• _Task details_
Here are some records; quote them exactly, leaving out the pictures.

Collected data entries:
** BEGIN **

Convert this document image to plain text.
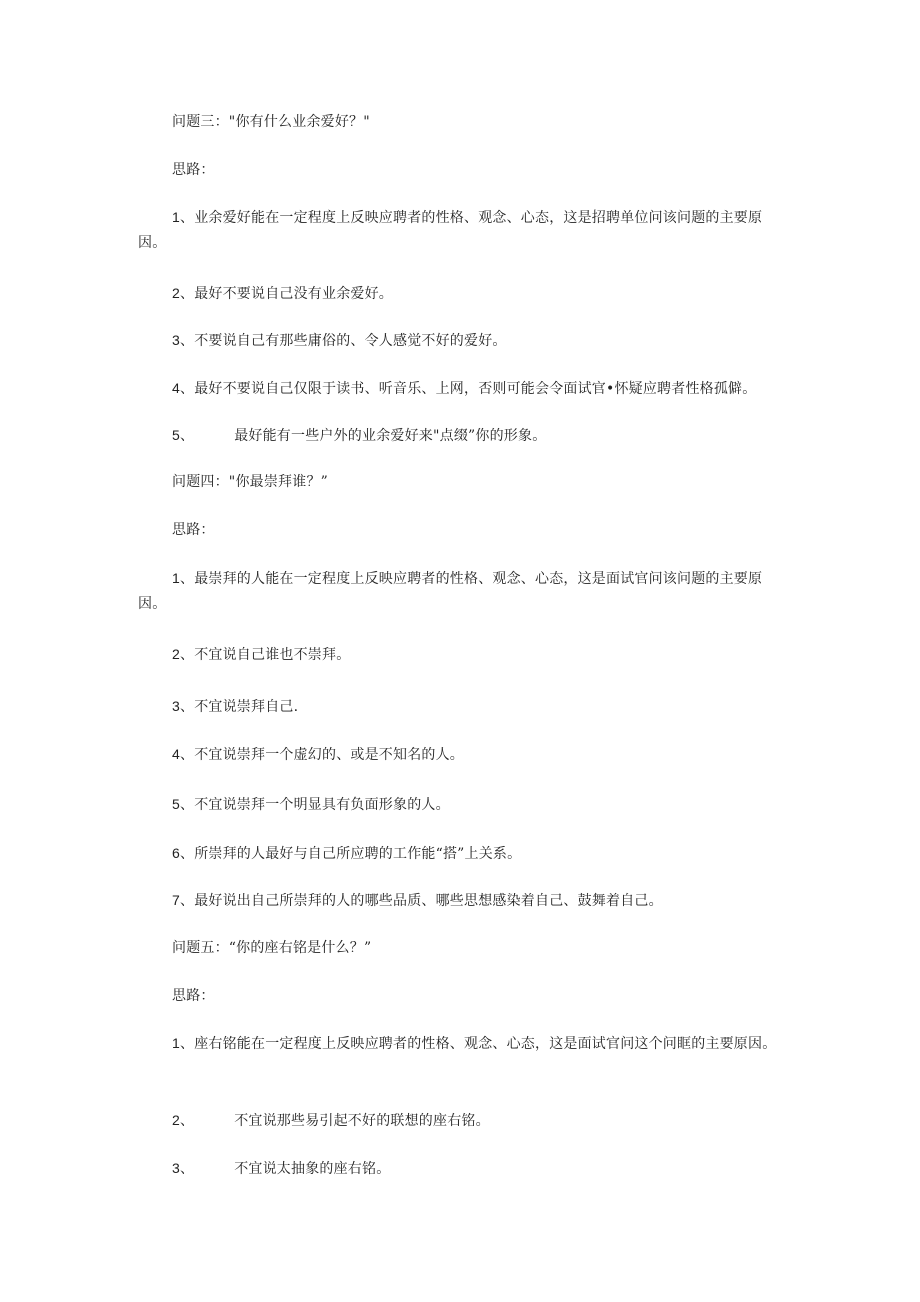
问题三："你有什么业余爱好？"
思路：
1、业余爱好能在一定程度上反映应聘者的性格、观念、心态，这是招聘单位问该问题的主要原因。
2、最好不要说自己没有业余爱好。
3、不要说自己有那些庸俗的、令人感觉不好的爱好。
4、最好不要说自己仅限于读书、听音乐、上网，否则可能会令面试官•怀疑应聘者性格孤僻。
5、	最好能有一些户外的业余爱好来"点缀”你的形象。
问题四："你最崇拜谁？”
思路：
1、最崇拜的人能在一定程度上反映应聘者的性格、观念、心态，这是面试官问该问题的主要原因。
2、不宜说自己谁也不崇拜。
3、不宜说崇拜自己.
4、不宜说崇拜一个虚幻的、或是不知名的人。
5、不宜说崇拜一个明显具有负面形象的人。
6、所崇拜的人最好与自己所应聘的工作能“搭”上关系。
7、最好说出自己所崇拜的人的哪些品质、哪些思想感染着自己、鼓舞着自己。
问题五：“你的座右铭是什么？”
思路：
1、座右铭能在一定程度上反映应聘者的性格、观念、心态，这是面试官问这个问眶的主要原因。
2、	不宜说那些易引起不好的联想的座右铭。
3、	不宜说太抽象的座右铭。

** END **

• _Written response_
Convert this document image to plain text.
问题三："你有什么业余爱好？"
思路：
1、业余爱好能在一定程度上反映应聘者的性格、观念、心态，这是招聘单位问该问题的主要原因。
2、最好不要说自己没有业余爱好。
3、不要说自己有那些庸俗的、令人感觉不好的爱好。
4、最好不要说自己仅限于读书、听音乐、上网，否则可能会令面试官•怀疑应聘者性格孤僻。
5、	最好能有一些户外的业余爱好来"点缀”你的形象。
问题四："你最崇拜谁？”
思路：
1、最崇拜的人能在一定程度上反映应聘者的性格、观念、心态，这是面试官问该问题的主要原因。
2、不宜说自己谁也不崇拜。
3、不宜说崇拜自己.
4、不宜说崇拜一个虚幻的、或是不知名的人。
5、不宜说崇拜一个明显具有负面形象的人。
6、所崇拜的人最好与自己所应聘的工作能“搭”上关系。
7、最好说出自己所崇拜的人的哪些品质、哪些思想感染着自己、鼓舞着自己。
问题五：“你的座右铭是什么？”
思路：
1、座右铭能在一定程度上反映应聘者的性格、观念、心态，这是面试官问这个问眶的主要原因。
2、	不宜说那些易引起不好的联想的座右铭。
3、	不宜说太抽象的座右铭。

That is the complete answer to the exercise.